* _AIM_:
Reply with one number: the count of lines in the records below that hold "линии".

Saved entries
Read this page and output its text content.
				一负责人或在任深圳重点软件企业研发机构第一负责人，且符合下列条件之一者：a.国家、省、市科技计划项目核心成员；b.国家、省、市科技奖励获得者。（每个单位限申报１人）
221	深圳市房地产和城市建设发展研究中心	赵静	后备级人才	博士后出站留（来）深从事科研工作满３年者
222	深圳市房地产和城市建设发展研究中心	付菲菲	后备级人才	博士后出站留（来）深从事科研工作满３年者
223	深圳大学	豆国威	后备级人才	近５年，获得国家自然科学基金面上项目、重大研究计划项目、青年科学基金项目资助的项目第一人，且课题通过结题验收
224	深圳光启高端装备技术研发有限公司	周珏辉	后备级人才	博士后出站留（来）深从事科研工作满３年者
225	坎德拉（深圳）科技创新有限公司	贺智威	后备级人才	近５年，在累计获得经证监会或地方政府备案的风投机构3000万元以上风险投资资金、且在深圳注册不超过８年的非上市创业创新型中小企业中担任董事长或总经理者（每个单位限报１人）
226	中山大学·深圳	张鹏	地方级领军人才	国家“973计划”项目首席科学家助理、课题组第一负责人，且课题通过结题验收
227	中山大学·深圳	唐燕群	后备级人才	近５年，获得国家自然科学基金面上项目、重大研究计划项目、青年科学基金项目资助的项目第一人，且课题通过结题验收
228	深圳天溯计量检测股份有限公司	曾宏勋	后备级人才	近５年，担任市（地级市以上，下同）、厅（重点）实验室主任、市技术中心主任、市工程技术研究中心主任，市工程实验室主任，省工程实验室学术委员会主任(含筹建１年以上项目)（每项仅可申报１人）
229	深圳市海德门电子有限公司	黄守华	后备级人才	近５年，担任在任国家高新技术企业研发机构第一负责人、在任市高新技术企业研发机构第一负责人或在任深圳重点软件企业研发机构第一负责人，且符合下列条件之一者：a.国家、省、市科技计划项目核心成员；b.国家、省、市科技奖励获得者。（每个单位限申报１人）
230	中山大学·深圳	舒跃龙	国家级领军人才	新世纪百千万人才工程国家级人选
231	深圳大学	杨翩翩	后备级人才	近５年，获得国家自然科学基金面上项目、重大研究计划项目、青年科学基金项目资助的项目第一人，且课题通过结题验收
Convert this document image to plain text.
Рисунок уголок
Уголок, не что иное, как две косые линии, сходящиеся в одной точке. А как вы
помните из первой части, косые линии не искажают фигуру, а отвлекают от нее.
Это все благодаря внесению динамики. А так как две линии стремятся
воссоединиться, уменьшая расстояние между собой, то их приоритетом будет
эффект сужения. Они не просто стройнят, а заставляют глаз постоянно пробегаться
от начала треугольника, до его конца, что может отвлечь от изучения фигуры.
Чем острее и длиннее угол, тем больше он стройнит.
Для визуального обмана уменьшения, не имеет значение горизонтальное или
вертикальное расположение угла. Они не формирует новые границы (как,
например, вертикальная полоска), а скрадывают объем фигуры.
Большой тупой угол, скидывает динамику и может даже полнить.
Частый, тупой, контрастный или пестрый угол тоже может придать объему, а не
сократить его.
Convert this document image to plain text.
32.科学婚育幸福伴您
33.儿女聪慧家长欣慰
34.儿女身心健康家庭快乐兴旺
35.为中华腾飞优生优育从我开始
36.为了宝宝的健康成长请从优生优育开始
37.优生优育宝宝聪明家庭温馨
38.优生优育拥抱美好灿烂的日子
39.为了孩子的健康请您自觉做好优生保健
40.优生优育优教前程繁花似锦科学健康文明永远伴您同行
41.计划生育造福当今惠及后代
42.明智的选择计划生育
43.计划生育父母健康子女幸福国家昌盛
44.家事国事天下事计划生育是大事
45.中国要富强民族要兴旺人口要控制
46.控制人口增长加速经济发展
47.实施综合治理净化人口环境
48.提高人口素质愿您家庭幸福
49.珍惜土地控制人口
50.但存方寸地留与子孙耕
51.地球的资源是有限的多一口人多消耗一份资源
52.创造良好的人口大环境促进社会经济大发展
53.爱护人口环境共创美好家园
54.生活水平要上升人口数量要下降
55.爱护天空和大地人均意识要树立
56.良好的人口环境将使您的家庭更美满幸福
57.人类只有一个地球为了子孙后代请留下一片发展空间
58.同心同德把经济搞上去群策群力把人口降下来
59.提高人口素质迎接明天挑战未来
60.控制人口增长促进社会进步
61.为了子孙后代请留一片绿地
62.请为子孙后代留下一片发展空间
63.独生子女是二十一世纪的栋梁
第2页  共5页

* _ANSWER TO THIS PROBLEM_:
3